### TASK DETAILS:
Transcribe the records below exactly as they appear, omitting any pictures.

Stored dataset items
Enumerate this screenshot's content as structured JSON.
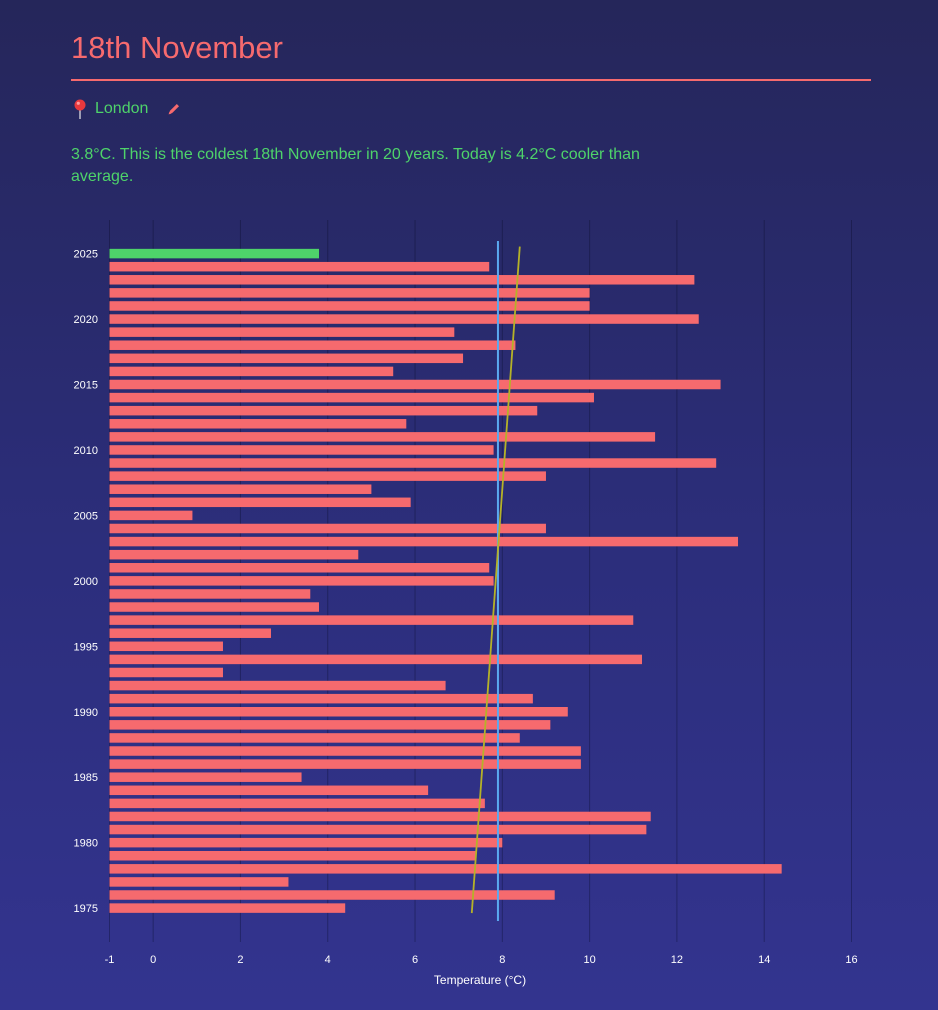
{
  "header": {
    "title": "18th November",
    "location": "London",
    "summary": "3.8°C. This is the coldest 18th November in 20 years. Today is 4.2°C cooler than average."
  },
  "icons": {
    "location": "map-pin-icon",
    "edit": "pencil-icon"
  },
  "colors": {
    "accent": "#f66a6e",
    "highlight": "#4ed36a",
    "average_line": "#5aa9f0",
    "trend_line": "#b5b228",
    "text": "#ffffff"
  },
  "chart_data": {
    "type": "bar",
    "orientation": "horizontal",
    "xlabel": "Temperature (°C)",
    "ylabel": "",
    "xlim": [
      -1,
      16
    ],
    "xticks": [
      -1,
      0,
      2,
      4,
      6,
      8,
      10,
      12,
      14,
      16
    ],
    "yticks": [
      2025,
      2020,
      2015,
      2010,
      2005,
      2000,
      1995,
      1990,
      1985,
      1980,
      1975
    ],
    "grid": true,
    "years": [
      2025,
      2024,
      2023,
      2022,
      2021,
      2020,
      2019,
      2018,
      2017,
      2016,
      2015,
      2014,
      2013,
      2012,
      2011,
      2010,
      2009,
      2008,
      2007,
      2006,
      2005,
      2004,
      2003,
      2002,
      2001,
      2000,
      1999,
      1998,
      1997,
      1996,
      1995,
      1994,
      1993,
      1992,
      1991,
      1990,
      1989,
      1988,
      1987,
      1986,
      1985,
      1984,
      1983,
      1982,
      1981,
      1980,
      1979,
      1978,
      1977,
      1976,
      1975
    ],
    "values": [
      3.8,
      7.7,
      12.4,
      10.0,
      10.0,
      12.5,
      6.9,
      8.3,
      7.1,
      5.5,
      13.0,
      10.1,
      8.8,
      5.8,
      11.5,
      7.8,
      12.9,
      9.0,
      5.0,
      5.9,
      0.9,
      9.0,
      13.4,
      4.7,
      7.7,
      7.8,
      3.6,
      3.8,
      11.0,
      2.7,
      1.6,
      11.2,
      1.6,
      6.7,
      8.7,
      9.5,
      9.1,
      8.4,
      9.8,
      9.8,
      3.4,
      6.3,
      7.6,
      11.4,
      11.3,
      8.0,
      7.4,
      14.4,
      3.1,
      9.2,
      4.4
    ],
    "highlight_year": 2025,
    "average": 7.9,
    "trend": {
      "start_year": 1975,
      "start_value": 7.3,
      "end_year": 2025,
      "end_value": 8.4
    }
  }
}
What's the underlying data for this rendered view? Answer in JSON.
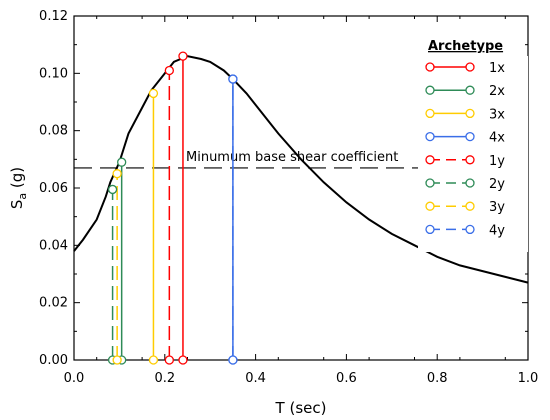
{
  "chart_data": {
    "type": "line",
    "xlabel": "T (sec)",
    "ylabel_main": "S",
    "ylabel_sub": "a",
    "ylabel_suffix": " (g)",
    "xlim": [
      0,
      1.0
    ],
    "ylim": [
      0,
      0.12
    ],
    "xticks": [
      0.0,
      0.2,
      0.4,
      0.6,
      0.8,
      1.0
    ],
    "xtick_labels": [
      "0.0",
      "0.2",
      "0.4",
      "0.6",
      "0.8",
      "1.0"
    ],
    "yticks": [
      0.0,
      0.02,
      0.04,
      0.06,
      0.08,
      0.1,
      0.12
    ],
    "ytick_labels": [
      "0.00",
      "0.02",
      "0.04",
      "0.06",
      "0.08",
      "0.10",
      "0.12"
    ],
    "grid": false,
    "spectrum": {
      "color": "#000000",
      "x": [
        0.0,
        0.02,
        0.05,
        0.07,
        0.08,
        0.1,
        0.12,
        0.15,
        0.17,
        0.2,
        0.22,
        0.25,
        0.28,
        0.3,
        0.33,
        0.35,
        0.38,
        0.4,
        0.45,
        0.5,
        0.55,
        0.6,
        0.65,
        0.7,
        0.75,
        0.8,
        0.85,
        0.9,
        0.95,
        1.0
      ],
      "y": [
        0.038,
        0.042,
        0.049,
        0.057,
        0.062,
        0.069,
        0.079,
        0.088,
        0.094,
        0.1,
        0.104,
        0.106,
        0.105,
        0.104,
        0.101,
        0.098,
        0.093,
        0.089,
        0.079,
        0.07,
        0.062,
        0.055,
        0.049,
        0.044,
        0.04,
        0.036,
        0.033,
        0.031,
        0.029,
        0.027
      ]
    },
    "reference_line": {
      "label": "Minumum base shear coefficient",
      "y": 0.067,
      "style": "dashed",
      "color": "#000000"
    },
    "legend": {
      "title": "Archetype",
      "placement": "right"
    },
    "series": [
      {
        "name": "1x",
        "color": "#ff0000",
        "style": "solid",
        "x": 0.24,
        "y": 0.106
      },
      {
        "name": "2x",
        "color": "#2e8b57",
        "style": "solid",
        "x": 0.105,
        "y": 0.069
      },
      {
        "name": "3x",
        "color": "#ffcc00",
        "style": "solid",
        "x": 0.175,
        "y": 0.093
      },
      {
        "name": "4x",
        "color": "#3a6ee8",
        "style": "solid",
        "x": 0.35,
        "y": 0.098
      },
      {
        "name": "1y",
        "color": "#ff0000",
        "style": "dashed",
        "x": 0.21,
        "y": 0.101
      },
      {
        "name": "2y",
        "color": "#2e8b57",
        "style": "dashed",
        "x": 0.085,
        "y": 0.0595
      },
      {
        "name": "3y",
        "color": "#ffcc00",
        "style": "dashed",
        "x": 0.095,
        "y": 0.065
      },
      {
        "name": "4y",
        "color": "#3a6ee8",
        "style": "dashed",
        "x": 0.35,
        "y": 0.098
      }
    ]
  }
}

### WRITTEN REPLY:
Enumerate this screenshot's content as structured JSON.
{
  "header": {
    "title": "18th November",
    "location": "London",
    "summary": "3.8°C. This is the coldest 18th November in 20 years. Today is 4.2°C cooler than average."
  },
  "icons": {
    "location": "map-pin-icon",
    "edit": "pencil-icon"
  },
  "colors": {
    "accent": "#f66a6e",
    "highlight": "#4ed36a",
    "average_line": "#5aa9f0",
    "trend_line": "#b5b228",
    "text": "#ffffff"
  },
  "chart_data": {
    "type": "bar",
    "orientation": "horizontal",
    "xlabel": "Temperature (°C)",
    "ylabel": "",
    "xlim": [
      -1,
      16
    ],
    "xticks": [
      -1,
      0,
      2,
      4,
      6,
      8,
      10,
      12,
      14,
      16
    ],
    "yticks": [
      2025,
      2020,
      2015,
      2010,
      2005,
      2000,
      1995,
      1990,
      1985,
      1980,
      1975
    ],
    "grid": true,
    "years": [
      2025,
      2024,
      2023,
      2022,
      2021,
      2020,
      2019,
      2018,
      2017,
      2016,
      2015,
      2014,
      2013,
      2012,
      2011,
      2010,
      2009,
      2008,
      2007,
      2006,
      2005,
      2004,
      2003,
      2002,
      2001,
      2000,
      1999,
      1998,
      1997,
      1996,
      1995,
      1994,
      1993,
      1992,
      1991,
      1990,
      1989,
      1988,
      1987,
      1986,
      1985,
      1984,
      1983,
      1982,
      1981,
      1980,
      1979,
      1978,
      1977,
      1976,
      1975
    ],
    "values": [
      3.8,
      7.7,
      12.4,
      10.0,
      10.0,
      12.5,
      6.9,
      8.3,
      7.1,
      5.5,
      13.0,
      10.1,
      8.8,
      5.8,
      11.5,
      7.8,
      12.9,
      9.0,
      5.0,
      5.9,
      0.9,
      9.0,
      13.4,
      4.7,
      7.7,
      7.8,
      3.6,
      3.8,
      11.0,
      2.7,
      1.6,
      11.2,
      1.6,
      6.7,
      8.7,
      9.5,
      9.1,
      8.4,
      9.8,
      9.8,
      3.4,
      6.3,
      7.6,
      11.4,
      11.3,
      8.0,
      7.4,
      14.4,
      3.1,
      9.2,
      4.4
    ],
    "highlight_year": 2025,
    "average": 7.9,
    "trend": {
      "start_year": 1975,
      "start_value": 7.3,
      "end_year": 2025,
      "end_value": 8.4
    }
  }
}
What's the underlying data for this rendered view? Answer in JSON.
{
  "chart_data": {
    "type": "line",
    "xlabel": "T (sec)",
    "ylabel_main": "S",
    "ylabel_sub": "a",
    "ylabel_suffix": " (g)",
    "xlim": [
      0,
      1.0
    ],
    "ylim": [
      0,
      0.12
    ],
    "xticks": [
      0.0,
      0.2,
      0.4,
      0.6,
      0.8,
      1.0
    ],
    "xtick_labels": [
      "0.0",
      "0.2",
      "0.4",
      "0.6",
      "0.8",
      "1.0"
    ],
    "yticks": [
      0.0,
      0.02,
      0.04,
      0.06,
      0.08,
      0.1,
      0.12
    ],
    "ytick_labels": [
      "0.00",
      "0.02",
      "0.04",
      "0.06",
      "0.08",
      "0.10",
      "0.12"
    ],
    "grid": false,
    "spectrum": {
      "color": "#000000",
      "x": [
        0.0,
        0.02,
        0.05,
        0.07,
        0.08,
        0.1,
        0.12,
        0.15,
        0.17,
        0.2,
        0.22,
        0.25,
        0.28,
        0.3,
        0.33,
        0.35,
        0.38,
        0.4,
        0.45,
        0.5,
        0.55,
        0.6,
        0.65,
        0.7,
        0.75,
        0.8,
        0.85,
        0.9,
        0.95,
        1.0
      ],
      "y": [
        0.038,
        0.042,
        0.049,
        0.057,
        0.062,
        0.069,
        0.079,
        0.088,
        0.094,
        0.1,
        0.104,
        0.106,
        0.105,
        0.104,
        0.101,
        0.098,
        0.093,
        0.089,
        0.079,
        0.07,
        0.062,
        0.055,
        0.049,
        0.044,
        0.04,
        0.036,
        0.033,
        0.031,
        0.029,
        0.027
      ]
    },
    "reference_line": {
      "label": "Minumum base shear coefficient",
      "y": 0.067,
      "style": "dashed",
      "color": "#000000"
    },
    "legend": {
      "title": "Archetype",
      "placement": "right"
    },
    "series": [
      {
        "name": "1x",
        "color": "#ff0000",
        "style": "solid",
        "x": 0.24,
        "y": 0.106
      },
      {
        "name": "2x",
        "color": "#2e8b57",
        "style": "solid",
        "x": 0.105,
        "y": 0.069
      },
      {
        "name": "3x",
        "color": "#ffcc00",
        "style": "solid",
        "x": 0.175,
        "y": 0.093
      },
      {
        "name": "4x",
        "color": "#3a6ee8",
        "style": "solid",
        "x": 0.35,
        "y": 0.098
      },
      {
        "name": "1y",
        "color": "#ff0000",
        "style": "dashed",
        "x": 0.21,
        "y": 0.101
      },
      {
        "name": "2y",
        "color": "#2e8b57",
        "style": "dashed",
        "x": 0.085,
        "y": 0.0595
      },
      {
        "name": "3y",
        "color": "#ffcc00",
        "style": "dashed",
        "x": 0.095,
        "y": 0.065
      },
      {
        "name": "4y",
        "color": "#3a6ee8",
        "style": "dashed",
        "x": 0.35,
        "y": 0.098
      }
    ]
  }
}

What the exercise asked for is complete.